+++ Texto seleccionado

El colmo del cinismo fue que después de sus fallidos gracejos uribistas, usted pujó (al lado de un conocido novelista costeño ya fallecido) para coronarse como ‘embajador cultural de Colombia’ en el mundo. Ambos vieron cómo se esfumaba la membresía de esa ‘mermelada’ con disfraz de diplomacia cultural. Aunque conozco las razones me avergonzaría repetirlas, y prefiero omitirlas para no exponerlo al ridículo.
Así las cosas, se aplicó a sus encendidas y retóricas columnas periodísticas repartiendo airados mandobles contra políticos, gobiernos y gobernantes. El último: el saliente senescal. Perdón: ‘Duque’. Pero lo más triste era que la gente decía: "¡bien por William Ospina!", "¡qué buena columna escribió William Ospina…!"
Nadie intuía entonces que preparaba un round más para hacerse a las enormes tetas que lo llevarían al paraíso. Precisamente ese en que cayó abatido por nocaut fulminante. ¡Plaf, plaf, y a la lona!
Me refiero a su salto al estribo (no pasó de ahí), de la tal ‘rodolfoneta’. No más fue que el multimillonario Rodolfo Hernández (a diferencia de Uribe) se diera cuenta de que usted le picaba el ojo, para que lo “nombrara” ministro de cultura (¿o de educación…? “El ingeniero” dudaba).
Y usted, como en cualquiera de las malas ficciones que ha escrito, encarnó a su personaje. Hasta debatió con Alfonso Prada (jefe de campaña de Petro) asperjando incienso a diestra y siniestra para agradar al conductor de la ‘rodolfoneta’.
De contera anticipó ministeriales avances sobre políticas educativas, culturales de inclusión cuando se posesionara un siete de agosto que nunca llegará.
¿Cuál hubiera sido el destino de la cultura en Colombia en sus manos? ¿Con los amigos que tiene y los valores que poseen y los animan? La fractura de la sola posibilidad de un continuismo elitista y centralizador en materia cultural es uno de los grandes y esperanzadores cambios que se abren con el triunfo de Petro y Francia Márquez para las minorías periféricas disminuidas culturalmente durante siglos.
Después de semejante vía crucis, ¿seguirá medrando para acceder al jet set de la política? ¿Quiere destronar a Sergio Fajardo? Llegó la hora del retiro viejo William.
¡Se acabó la vaina! Lo cursi es que saldrá utilizando la puerta trasera. Por todo lo dicho resulta abrumadora la riqueza de su efímero ministril como ejemplo de ubicuidad de ser no habiendo sido. Si Gorgias de Leontinos (483 a. de C.) viviera hoy, ya hubiera resuelto uno de sus más exigentes retos filosóficos: las misteriosas dinámicas entre ser y no ser.

++++++
+++ Fragmentos del material

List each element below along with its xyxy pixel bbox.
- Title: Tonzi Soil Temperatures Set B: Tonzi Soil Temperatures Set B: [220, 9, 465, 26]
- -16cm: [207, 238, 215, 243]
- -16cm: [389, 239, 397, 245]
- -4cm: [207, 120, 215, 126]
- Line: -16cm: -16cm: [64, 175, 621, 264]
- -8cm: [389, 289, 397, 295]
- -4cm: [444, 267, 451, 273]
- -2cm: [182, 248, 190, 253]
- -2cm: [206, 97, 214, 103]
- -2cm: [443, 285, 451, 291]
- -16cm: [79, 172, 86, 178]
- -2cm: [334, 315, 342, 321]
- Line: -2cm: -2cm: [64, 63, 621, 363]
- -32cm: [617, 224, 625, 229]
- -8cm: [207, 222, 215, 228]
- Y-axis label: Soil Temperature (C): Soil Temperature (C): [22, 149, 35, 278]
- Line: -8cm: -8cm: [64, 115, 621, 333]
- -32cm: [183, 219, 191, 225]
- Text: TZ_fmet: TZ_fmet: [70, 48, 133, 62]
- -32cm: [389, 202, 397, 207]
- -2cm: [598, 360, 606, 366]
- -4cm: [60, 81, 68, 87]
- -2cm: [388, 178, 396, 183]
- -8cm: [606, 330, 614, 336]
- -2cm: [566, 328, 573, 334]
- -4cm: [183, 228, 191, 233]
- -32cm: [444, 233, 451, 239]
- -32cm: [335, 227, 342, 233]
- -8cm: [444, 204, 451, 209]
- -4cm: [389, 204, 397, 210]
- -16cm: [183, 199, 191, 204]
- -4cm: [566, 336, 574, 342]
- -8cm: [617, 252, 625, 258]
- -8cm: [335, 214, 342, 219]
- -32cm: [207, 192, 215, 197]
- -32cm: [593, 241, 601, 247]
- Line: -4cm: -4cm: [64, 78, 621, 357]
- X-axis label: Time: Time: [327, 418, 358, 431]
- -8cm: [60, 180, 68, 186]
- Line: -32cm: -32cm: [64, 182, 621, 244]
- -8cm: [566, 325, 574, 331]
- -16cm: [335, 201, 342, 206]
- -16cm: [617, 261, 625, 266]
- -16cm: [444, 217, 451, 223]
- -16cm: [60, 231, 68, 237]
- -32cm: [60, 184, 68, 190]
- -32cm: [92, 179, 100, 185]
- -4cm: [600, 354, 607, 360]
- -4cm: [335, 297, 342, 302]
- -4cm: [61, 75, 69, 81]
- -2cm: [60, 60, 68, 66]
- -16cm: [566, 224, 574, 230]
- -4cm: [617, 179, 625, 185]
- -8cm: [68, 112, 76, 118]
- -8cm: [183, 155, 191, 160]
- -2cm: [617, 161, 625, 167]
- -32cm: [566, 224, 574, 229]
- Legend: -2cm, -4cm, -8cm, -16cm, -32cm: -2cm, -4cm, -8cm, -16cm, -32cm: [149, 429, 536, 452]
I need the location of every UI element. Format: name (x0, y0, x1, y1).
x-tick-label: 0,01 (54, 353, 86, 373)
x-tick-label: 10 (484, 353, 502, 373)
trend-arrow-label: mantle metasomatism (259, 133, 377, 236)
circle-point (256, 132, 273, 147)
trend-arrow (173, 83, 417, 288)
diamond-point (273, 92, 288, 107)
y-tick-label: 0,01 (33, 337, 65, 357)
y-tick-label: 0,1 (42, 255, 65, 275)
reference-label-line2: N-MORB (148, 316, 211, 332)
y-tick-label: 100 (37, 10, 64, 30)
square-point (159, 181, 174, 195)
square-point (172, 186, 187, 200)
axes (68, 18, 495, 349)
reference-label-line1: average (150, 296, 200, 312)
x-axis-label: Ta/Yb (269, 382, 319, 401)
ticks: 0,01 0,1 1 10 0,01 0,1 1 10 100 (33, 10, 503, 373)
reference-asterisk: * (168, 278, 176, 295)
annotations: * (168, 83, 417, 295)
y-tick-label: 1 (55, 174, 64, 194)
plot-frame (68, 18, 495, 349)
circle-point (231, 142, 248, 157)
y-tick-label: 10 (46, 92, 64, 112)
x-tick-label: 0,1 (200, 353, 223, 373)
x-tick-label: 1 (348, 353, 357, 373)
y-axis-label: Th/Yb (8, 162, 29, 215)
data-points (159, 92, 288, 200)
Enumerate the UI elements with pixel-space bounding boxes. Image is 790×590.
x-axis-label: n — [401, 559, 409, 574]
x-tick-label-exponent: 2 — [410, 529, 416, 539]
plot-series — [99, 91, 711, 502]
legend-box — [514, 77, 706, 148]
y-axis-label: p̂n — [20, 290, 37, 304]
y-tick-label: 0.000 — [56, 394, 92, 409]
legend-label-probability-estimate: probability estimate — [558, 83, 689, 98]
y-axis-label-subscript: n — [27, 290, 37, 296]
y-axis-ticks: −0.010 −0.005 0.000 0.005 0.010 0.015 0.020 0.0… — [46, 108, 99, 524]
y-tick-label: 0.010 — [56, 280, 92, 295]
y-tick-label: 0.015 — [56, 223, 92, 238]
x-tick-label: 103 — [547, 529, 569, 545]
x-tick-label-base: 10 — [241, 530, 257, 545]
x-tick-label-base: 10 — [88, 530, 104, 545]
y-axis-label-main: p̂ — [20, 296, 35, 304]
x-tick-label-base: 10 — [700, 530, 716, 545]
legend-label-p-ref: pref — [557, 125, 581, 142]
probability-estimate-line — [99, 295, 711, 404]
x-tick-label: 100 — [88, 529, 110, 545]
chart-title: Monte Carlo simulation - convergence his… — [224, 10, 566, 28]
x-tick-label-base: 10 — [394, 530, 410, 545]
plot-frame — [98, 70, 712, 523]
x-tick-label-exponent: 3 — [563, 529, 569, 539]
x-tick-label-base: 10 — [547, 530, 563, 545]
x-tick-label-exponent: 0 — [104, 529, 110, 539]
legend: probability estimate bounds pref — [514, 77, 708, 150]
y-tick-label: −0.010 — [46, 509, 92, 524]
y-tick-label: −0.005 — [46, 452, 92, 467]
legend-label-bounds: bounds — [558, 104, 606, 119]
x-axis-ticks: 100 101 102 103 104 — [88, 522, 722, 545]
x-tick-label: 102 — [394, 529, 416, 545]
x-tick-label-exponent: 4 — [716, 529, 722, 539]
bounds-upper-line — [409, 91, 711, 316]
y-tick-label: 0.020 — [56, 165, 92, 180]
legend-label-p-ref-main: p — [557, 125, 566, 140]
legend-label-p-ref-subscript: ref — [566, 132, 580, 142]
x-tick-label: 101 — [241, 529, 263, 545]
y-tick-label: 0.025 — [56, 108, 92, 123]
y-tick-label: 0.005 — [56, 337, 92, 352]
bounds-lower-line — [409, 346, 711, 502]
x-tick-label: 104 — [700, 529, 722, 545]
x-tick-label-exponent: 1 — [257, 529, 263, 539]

++++++

▶ Tareas propuestas:
**A.** Resuma el texto sobre William Ospina en dos oraciones.
**B.** Edite el pasaje del texto sobre William Ospina que comienza con "El colmo del" y continúa hasta "exponerlo al ridículo.", poniendo "agregado cultural" en lugar de "embajador cultural".
El material es independiente del texto seleccionado.

▶ Resultados por tarea:
**A.** El texto reprocha a William Ospina haber pujado por coronarse como "embajador cultural de Colombia" después de sus gracejos uribistas y haber dado después un salto al estribo de la "rodolfoneta" para que Rodolfo Hernández lo nombrara ministro de cultura. Sostiene que el triunfo de Petro y Francia Márquez fractura la posibilidad de un continuismo elitista y centralizador en materia cultural, y declara que llegó la hora de su retiro.

**B.**
El colmo del cinismo fue que después de sus fallidos gracejos uribistas, usted pujó (al lado de un conocido novelista costeño ya fallecido) para coronarse como ‘agregado cultural de Colombia’ en el mundo. Ambos vieron cómo se esfumaba la membresía de esa ‘mermelada’ con disfraz de diplomacia cultural. Aunque conozco las razones me avergonzaría repetirlas, y prefiero omitirlas para no exponerlo al ridículo.